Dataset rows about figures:
======

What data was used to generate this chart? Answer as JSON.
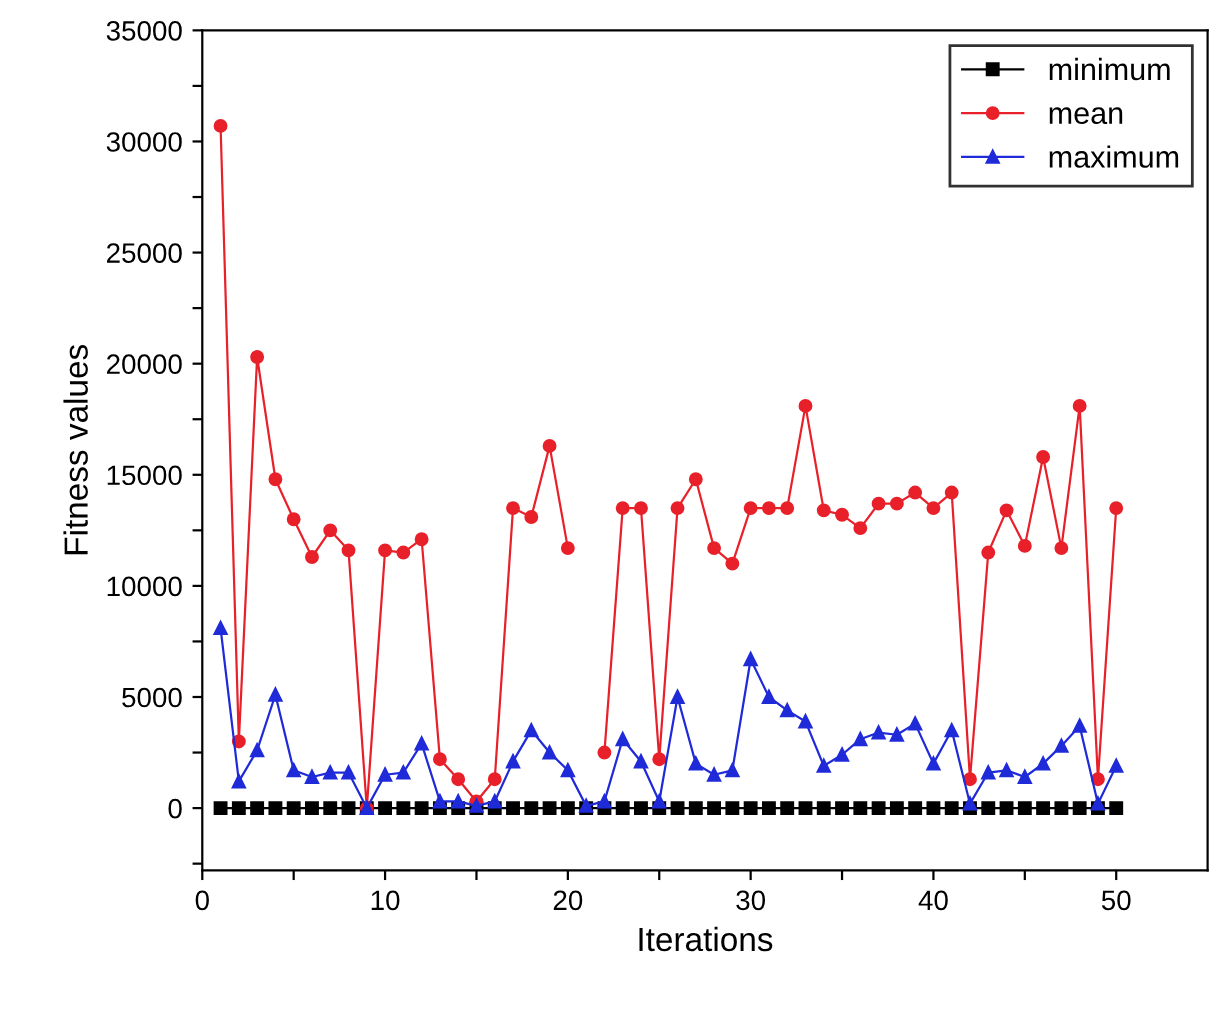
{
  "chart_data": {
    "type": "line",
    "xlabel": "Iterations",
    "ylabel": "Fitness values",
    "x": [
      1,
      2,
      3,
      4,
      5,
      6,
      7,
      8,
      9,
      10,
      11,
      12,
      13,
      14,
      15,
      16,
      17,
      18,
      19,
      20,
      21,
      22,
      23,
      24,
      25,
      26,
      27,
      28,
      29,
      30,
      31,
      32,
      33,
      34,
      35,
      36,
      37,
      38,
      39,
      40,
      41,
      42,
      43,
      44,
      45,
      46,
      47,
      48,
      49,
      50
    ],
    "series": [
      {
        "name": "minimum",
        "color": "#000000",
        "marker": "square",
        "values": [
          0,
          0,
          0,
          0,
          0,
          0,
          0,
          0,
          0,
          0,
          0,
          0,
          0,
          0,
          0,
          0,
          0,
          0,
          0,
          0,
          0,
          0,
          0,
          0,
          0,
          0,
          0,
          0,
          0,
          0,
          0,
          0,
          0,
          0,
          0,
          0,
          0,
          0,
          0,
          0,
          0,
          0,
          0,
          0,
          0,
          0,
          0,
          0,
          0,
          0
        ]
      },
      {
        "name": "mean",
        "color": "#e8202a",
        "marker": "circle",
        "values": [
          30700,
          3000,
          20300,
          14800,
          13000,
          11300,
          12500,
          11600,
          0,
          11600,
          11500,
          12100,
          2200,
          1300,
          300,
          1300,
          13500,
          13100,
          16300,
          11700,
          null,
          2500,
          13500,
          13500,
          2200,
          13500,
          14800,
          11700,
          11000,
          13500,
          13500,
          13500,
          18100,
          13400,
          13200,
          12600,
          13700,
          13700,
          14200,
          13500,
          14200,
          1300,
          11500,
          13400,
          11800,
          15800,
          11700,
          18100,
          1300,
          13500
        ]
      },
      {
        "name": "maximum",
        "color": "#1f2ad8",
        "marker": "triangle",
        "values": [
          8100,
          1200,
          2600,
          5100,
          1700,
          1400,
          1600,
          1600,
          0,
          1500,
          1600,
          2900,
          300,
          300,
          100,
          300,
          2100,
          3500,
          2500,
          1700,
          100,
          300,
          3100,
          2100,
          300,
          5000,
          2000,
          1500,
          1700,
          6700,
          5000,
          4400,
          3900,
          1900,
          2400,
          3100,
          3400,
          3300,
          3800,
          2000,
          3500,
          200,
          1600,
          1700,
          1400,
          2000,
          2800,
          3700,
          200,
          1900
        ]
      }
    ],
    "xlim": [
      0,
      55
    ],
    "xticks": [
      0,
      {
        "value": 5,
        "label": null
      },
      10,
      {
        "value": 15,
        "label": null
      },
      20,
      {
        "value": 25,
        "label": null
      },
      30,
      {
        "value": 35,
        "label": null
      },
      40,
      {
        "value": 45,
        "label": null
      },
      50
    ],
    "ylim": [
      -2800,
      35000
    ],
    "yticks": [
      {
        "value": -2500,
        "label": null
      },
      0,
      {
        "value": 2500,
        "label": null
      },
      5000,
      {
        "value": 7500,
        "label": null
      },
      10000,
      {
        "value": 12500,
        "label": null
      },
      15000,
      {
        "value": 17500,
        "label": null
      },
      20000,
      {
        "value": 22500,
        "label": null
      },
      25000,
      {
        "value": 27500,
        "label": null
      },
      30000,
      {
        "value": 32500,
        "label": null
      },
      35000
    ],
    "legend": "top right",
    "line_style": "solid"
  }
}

======

§ Work to do
Repeat the material above in full and exactly, omitting the pictures.

§ Response
What data was used to generate this chart? Answer as JSON.
{
  "chart_data": {
    "type": "line",
    "xlabel": "Iterations",
    "ylabel": "Fitness values",
    "x": [
      1,
      2,
      3,
      4,
      5,
      6,
      7,
      8,
      9,
      10,
      11,
      12,
      13,
      14,
      15,
      16,
      17,
      18,
      19,
      20,
      21,
      22,
      23,
      24,
      25,
      26,
      27,
      28,
      29,
      30,
      31,
      32,
      33,
      34,
      35,
      36,
      37,
      38,
      39,
      40,
      41,
      42,
      43,
      44,
      45,
      46,
      47,
      48,
      49,
      50
    ],
    "series": [
      {
        "name": "minimum",
        "color": "#000000",
        "marker": "square",
        "values": [
          0,
          0,
          0,
          0,
          0,
          0,
          0,
          0,
          0,
          0,
          0,
          0,
          0,
          0,
          0,
          0,
          0,
          0,
          0,
          0,
          0,
          0,
          0,
          0,
          0,
          0,
          0,
          0,
          0,
          0,
          0,
          0,
          0,
          0,
          0,
          0,
          0,
          0,
          0,
          0,
          0,
          0,
          0,
          0,
          0,
          0,
          0,
          0,
          0,
          0
        ]
      },
      {
        "name": "mean",
        "color": "#e8202a",
        "marker": "circle",
        "values": [
          30700,
          3000,
          20300,
          14800,
          13000,
          11300,
          12500,
          11600,
          0,
          11600,
          11500,
          12100,
          2200,
          1300,
          300,
          1300,
          13500,
          13100,
          16300,
          11700,
          null,
          2500,
          13500,
          13500,
          2200,
          13500,
          14800,
          11700,
          11000,
          13500,
          13500,
          13500,
          18100,
          13400,
          13200,
          12600,
          13700,
          13700,
          14200,
          13500,
          14200,
          1300,
          11500,
          13400,
          11800,
          15800,
          11700,
          18100,
          1300,
          13500
        ]
      },
      {
        "name": "maximum",
        "color": "#1f2ad8",
        "marker": "triangle",
        "values": [
          8100,
          1200,
          2600,
          5100,
          1700,
          1400,
          1600,
          1600,
          0,
          1500,
          1600,
          2900,
          300,
          300,
          100,
          300,
          2100,
          3500,
          2500,
          1700,
          100,
          300,
          3100,
          2100,
          300,
          5000,
          2000,
          1500,
          1700,
          6700,
          5000,
          4400,
          3900,
          1900,
          2400,
          3100,
          3400,
          3300,
          3800,
          2000,
          3500,
          200,
          1600,
          1700,
          1400,
          2000,
          2800,
          3700,
          200,
          1900
        ]
      }
    ],
    "xlim": [
      0,
      55
    ],
    "xticks": [
      0,
      {
        "value": 5,
        "label": null
      },
      10,
      {
        "value": 15,
        "label": null
      },
      20,
      {
        "value": 25,
        "label": null
      },
      30,
      {
        "value": 35,
        "label": null
      },
      40,
      {
        "value": 45,
        "label": null
      },
      50
    ],
    "ylim": [
      -2800,
      35000
    ],
    "yticks": [
      {
        "value": -2500,
        "label": null
      },
      0,
      {
        "value": 2500,
        "label": null
      },
      5000,
      {
        "value": 7500,
        "label": null
      },
      10000,
      {
        "value": 12500,
        "label": null
      },
      15000,
      {
        "value": 17500,
        "label": null
      },
      20000,
      {
        "value": 22500,
        "label": null
      },
      25000,
      {
        "value": 27500,
        "label": null
      },
      30000,
      {
        "value": 32500,
        "label": null
      },
      35000
    ],
    "legend": "top right",
    "line_style": "solid"
  }
}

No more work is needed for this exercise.